RECORDS TO USE:
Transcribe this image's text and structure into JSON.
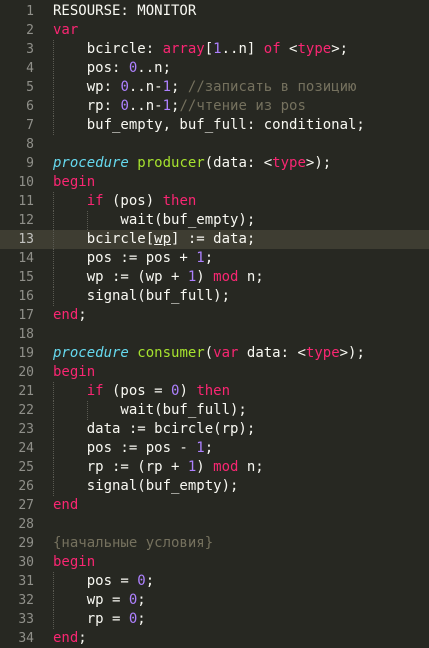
{
  "editor": {
    "lines": [
      {
        "n": "1",
        "t": [
          [
            "RESOURSE: MONITOR",
            "pl"
          ]
        ]
      },
      {
        "n": "2",
        "t": [
          [
            "var",
            "kw"
          ]
        ]
      },
      {
        "n": "3",
        "t": [
          [
            "    bcircle: ",
            "pl"
          ],
          [
            "array",
            "kw"
          ],
          [
            "[",
            "pl"
          ],
          [
            "1",
            "num"
          ],
          [
            "..n] ",
            "pl"
          ],
          [
            "of",
            "kw"
          ],
          [
            " <",
            "pl"
          ],
          [
            "type",
            "kw"
          ],
          [
            ">;",
            "pl"
          ]
        ]
      },
      {
        "n": "4",
        "t": [
          [
            "    pos: ",
            "pl"
          ],
          [
            "0",
            "num"
          ],
          [
            "..n;",
            "pl"
          ]
        ]
      },
      {
        "n": "5",
        "t": [
          [
            "    wp: ",
            "pl"
          ],
          [
            "0",
            "num"
          ],
          [
            "..n-",
            "pl"
          ],
          [
            "1",
            "num"
          ],
          [
            "; ",
            "pl"
          ],
          [
            "//записать в позицию",
            "cm"
          ]
        ]
      },
      {
        "n": "6",
        "t": [
          [
            "    rp: ",
            "pl"
          ],
          [
            "0",
            "num"
          ],
          [
            "..n-",
            "pl"
          ],
          [
            "1",
            "num"
          ],
          [
            ";",
            "pl"
          ],
          [
            "//чтение из pos",
            "cm"
          ]
        ]
      },
      {
        "n": "7",
        "t": [
          [
            "    buf_empty, buf_full: conditional;",
            "pl"
          ]
        ]
      },
      {
        "n": "8",
        "t": []
      },
      {
        "n": "9",
        "t": [
          [
            "procedure",
            "proc"
          ],
          [
            " ",
            "pl"
          ],
          [
            "producer",
            "fn"
          ],
          [
            "(data: <",
            "pl"
          ],
          [
            "type",
            "kw"
          ],
          [
            ">);",
            "pl"
          ]
        ]
      },
      {
        "n": "10",
        "t": [
          [
            "begin",
            "kw"
          ]
        ]
      },
      {
        "n": "11",
        "t": [
          [
            "    ",
            "pl"
          ],
          [
            "if",
            "kw"
          ],
          [
            " (pos) ",
            "pl"
          ],
          [
            "then",
            "kw"
          ]
        ]
      },
      {
        "n": "12",
        "t": [
          [
            "        wait(buf_empty);",
            "pl"
          ]
        ]
      },
      {
        "n": "13",
        "t": [
          [
            "    bcircle[",
            "pl"
          ],
          [
            "wp",
            "ul"
          ],
          [
            "] := data;",
            "pl"
          ]
        ],
        "current": true
      },
      {
        "n": "14",
        "t": [
          [
            "    pos := pos + ",
            "pl"
          ],
          [
            "1",
            "num"
          ],
          [
            ";",
            "pl"
          ]
        ]
      },
      {
        "n": "15",
        "t": [
          [
            "    wp := (wp + ",
            "pl"
          ],
          [
            "1",
            "num"
          ],
          [
            ") ",
            "pl"
          ],
          [
            "mod",
            "kw"
          ],
          [
            " n;",
            "pl"
          ]
        ]
      },
      {
        "n": "16",
        "t": [
          [
            "    signal(buf_full);",
            "pl"
          ]
        ]
      },
      {
        "n": "17",
        "t": [
          [
            "end",
            "kw"
          ],
          [
            ";",
            "pl"
          ]
        ]
      },
      {
        "n": "18",
        "t": []
      },
      {
        "n": "19",
        "t": [
          [
            "procedure",
            "proc"
          ],
          [
            " ",
            "pl"
          ],
          [
            "consumer",
            "fn"
          ],
          [
            "(",
            "pl"
          ],
          [
            "var",
            "kw"
          ],
          [
            " data: <",
            "pl"
          ],
          [
            "type",
            "kw"
          ],
          [
            ">);",
            "pl"
          ]
        ]
      },
      {
        "n": "20",
        "t": [
          [
            "begin",
            "kw"
          ]
        ]
      },
      {
        "n": "21",
        "t": [
          [
            "    ",
            "pl"
          ],
          [
            "if",
            "kw"
          ],
          [
            " (pos = ",
            "pl"
          ],
          [
            "0",
            "num"
          ],
          [
            ") ",
            "pl"
          ],
          [
            "then",
            "kw"
          ]
        ]
      },
      {
        "n": "22",
        "t": [
          [
            "        wait(buf_full);",
            "pl"
          ]
        ]
      },
      {
        "n": "23",
        "t": [
          [
            "    data := bcircle(rp);",
            "pl"
          ]
        ]
      },
      {
        "n": "24",
        "t": [
          [
            "    pos := pos - ",
            "pl"
          ],
          [
            "1",
            "num"
          ],
          [
            ";",
            "pl"
          ]
        ]
      },
      {
        "n": "25",
        "t": [
          [
            "    rp := (rp + ",
            "pl"
          ],
          [
            "1",
            "num"
          ],
          [
            ") ",
            "pl"
          ],
          [
            "mod",
            "kw"
          ],
          [
            " n;",
            "pl"
          ]
        ]
      },
      {
        "n": "26",
        "t": [
          [
            "    signal(buf_empty);",
            "pl"
          ]
        ]
      },
      {
        "n": "27",
        "t": [
          [
            "end",
            "kw"
          ]
        ]
      },
      {
        "n": "28",
        "t": []
      },
      {
        "n": "29",
        "t": [
          [
            "{начальные условия}",
            "cm"
          ]
        ]
      },
      {
        "n": "30",
        "t": [
          [
            "begin",
            "kw"
          ]
        ]
      },
      {
        "n": "31",
        "t": [
          [
            "    pos = ",
            "pl"
          ],
          [
            "0",
            "num"
          ],
          [
            ";",
            "pl"
          ]
        ]
      },
      {
        "n": "32",
        "t": [
          [
            "    wp = ",
            "pl"
          ],
          [
            "0",
            "num"
          ],
          [
            ";",
            "pl"
          ]
        ]
      },
      {
        "n": "33",
        "t": [
          [
            "    rp = ",
            "pl"
          ],
          [
            "0",
            "num"
          ],
          [
            ";",
            "pl"
          ]
        ]
      },
      {
        "n": "34",
        "t": [
          [
            "end",
            "kw"
          ],
          [
            ";",
            "pl"
          ]
        ]
      }
    ]
  }
}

EXERCISE TASK: Pictures are not part of the copy; reproduce everything else in the records exactly.

CORRECT ANSWER:
Transcribe this image's text and structure into JSON.
{
  "editor": {
    "lines": [
      {
        "n": "1",
        "t": [
          [
            "RESOURSE: MONITOR",
            "pl"
          ]
        ]
      },
      {
        "n": "2",
        "t": [
          [
            "var",
            "kw"
          ]
        ]
      },
      {
        "n": "3",
        "t": [
          [
            "    bcircle: ",
            "pl"
          ],
          [
            "array",
            "kw"
          ],
          [
            "[",
            "pl"
          ],
          [
            "1",
            "num"
          ],
          [
            "..n] ",
            "pl"
          ],
          [
            "of",
            "kw"
          ],
          [
            " <",
            "pl"
          ],
          [
            "type",
            "kw"
          ],
          [
            ">;",
            "pl"
          ]
        ]
      },
      {
        "n": "4",
        "t": [
          [
            "    pos: ",
            "pl"
          ],
          [
            "0",
            "num"
          ],
          [
            "..n;",
            "pl"
          ]
        ]
      },
      {
        "n": "5",
        "t": [
          [
            "    wp: ",
            "pl"
          ],
          [
            "0",
            "num"
          ],
          [
            "..n-",
            "pl"
          ],
          [
            "1",
            "num"
          ],
          [
            "; ",
            "pl"
          ],
          [
            "//записать в позицию",
            "cm"
          ]
        ]
      },
      {
        "n": "6",
        "t": [
          [
            "    rp: ",
            "pl"
          ],
          [
            "0",
            "num"
          ],
          [
            "..n-",
            "pl"
          ],
          [
            "1",
            "num"
          ],
          [
            ";",
            "pl"
          ],
          [
            "//чтение из pos",
            "cm"
          ]
        ]
      },
      {
        "n": "7",
        "t": [
          [
            "    buf_empty, buf_full: conditional;",
            "pl"
          ]
        ]
      },
      {
        "n": "8",
        "t": []
      },
      {
        "n": "9",
        "t": [
          [
            "procedure",
            "proc"
          ],
          [
            " ",
            "pl"
          ],
          [
            "producer",
            "fn"
          ],
          [
            "(data: <",
            "pl"
          ],
          [
            "type",
            "kw"
          ],
          [
            ">);",
            "pl"
          ]
        ]
      },
      {
        "n": "10",
        "t": [
          [
            "begin",
            "kw"
          ]
        ]
      },
      {
        "n": "11",
        "t": [
          [
            "    ",
            "pl"
          ],
          [
            "if",
            "kw"
          ],
          [
            " (pos) ",
            "pl"
          ],
          [
            "then",
            "kw"
          ]
        ]
      },
      {
        "n": "12",
        "t": [
          [
            "        wait(buf_empty);",
            "pl"
          ]
        ]
      },
      {
        "n": "13",
        "t": [
          [
            "    bcircle[",
            "pl"
          ],
          [
            "wp",
            "ul"
          ],
          [
            "] := data;",
            "pl"
          ]
        ],
        "current": true
      },
      {
        "n": "14",
        "t": [
          [
            "    pos := pos + ",
            "pl"
          ],
          [
            "1",
            "num"
          ],
          [
            ";",
            "pl"
          ]
        ]
      },
      {
        "n": "15",
        "t": [
          [
            "    wp := (wp + ",
            "pl"
          ],
          [
            "1",
            "num"
          ],
          [
            ") ",
            "pl"
          ],
          [
            "mod",
            "kw"
          ],
          [
            " n;",
            "pl"
          ]
        ]
      },
      {
        "n": "16",
        "t": [
          [
            "    signal(buf_full);",
            "pl"
          ]
        ]
      },
      {
        "n": "17",
        "t": [
          [
            "end",
            "kw"
          ],
          [
            ";",
            "pl"
          ]
        ]
      },
      {
        "n": "18",
        "t": []
      },
      {
        "n": "19",
        "t": [
          [
            "procedure",
            "proc"
          ],
          [
            " ",
            "pl"
          ],
          [
            "consumer",
            "fn"
          ],
          [
            "(",
            "pl"
          ],
          [
            "var",
            "kw"
          ],
          [
            " data: <",
            "pl"
          ],
          [
            "type",
            "kw"
          ],
          [
            ">);",
            "pl"
          ]
        ]
      },
      {
        "n": "20",
        "t": [
          [
            "begin",
            "kw"
          ]
        ]
      },
      {
        "n": "21",
        "t": [
          [
            "    ",
            "pl"
          ],
          [
            "if",
            "kw"
          ],
          [
            " (pos = ",
            "pl"
          ],
          [
            "0",
            "num"
          ],
          [
            ") ",
            "pl"
          ],
          [
            "then",
            "kw"
          ]
        ]
      },
      {
        "n": "22",
        "t": [
          [
            "        wait(buf_full);",
            "pl"
          ]
        ]
      },
      {
        "n": "23",
        "t": [
          [
            "    data := bcircle(rp);",
            "pl"
          ]
        ]
      },
      {
        "n": "24",
        "t": [
          [
            "    pos := pos - ",
            "pl"
          ],
          [
            "1",
            "num"
          ],
          [
            ";",
            "pl"
          ]
        ]
      },
      {
        "n": "25",
        "t": [
          [
            "    rp := (rp + ",
            "pl"
          ],
          [
            "1",
            "num"
          ],
          [
            ") ",
            "pl"
          ],
          [
            "mod",
            "kw"
          ],
          [
            " n;",
            "pl"
          ]
        ]
      },
      {
        "n": "26",
        "t": [
          [
            "    signal(buf_empty);",
            "pl"
          ]
        ]
      },
      {
        "n": "27",
        "t": [
          [
            "end",
            "kw"
          ]
        ]
      },
      {
        "n": "28",
        "t": []
      },
      {
        "n": "29",
        "t": [
          [
            "{начальные условия}",
            "cm"
          ]
        ]
      },
      {
        "n": "30",
        "t": [
          [
            "begin",
            "kw"
          ]
        ]
      },
      {
        "n": "31",
        "t": [
          [
            "    pos = ",
            "pl"
          ],
          [
            "0",
            "num"
          ],
          [
            ";",
            "pl"
          ]
        ]
      },
      {
        "n": "32",
        "t": [
          [
            "    wp = ",
            "pl"
          ],
          [
            "0",
            "num"
          ],
          [
            ";",
            "pl"
          ]
        ]
      },
      {
        "n": "33",
        "t": [
          [
            "    rp = ",
            "pl"
          ],
          [
            "0",
            "num"
          ],
          [
            ";",
            "pl"
          ]
        ]
      },
      {
        "n": "34",
        "t": [
          [
            "end",
            "kw"
          ],
          [
            ";",
            "pl"
          ]
        ]
      }
    ]
  }
}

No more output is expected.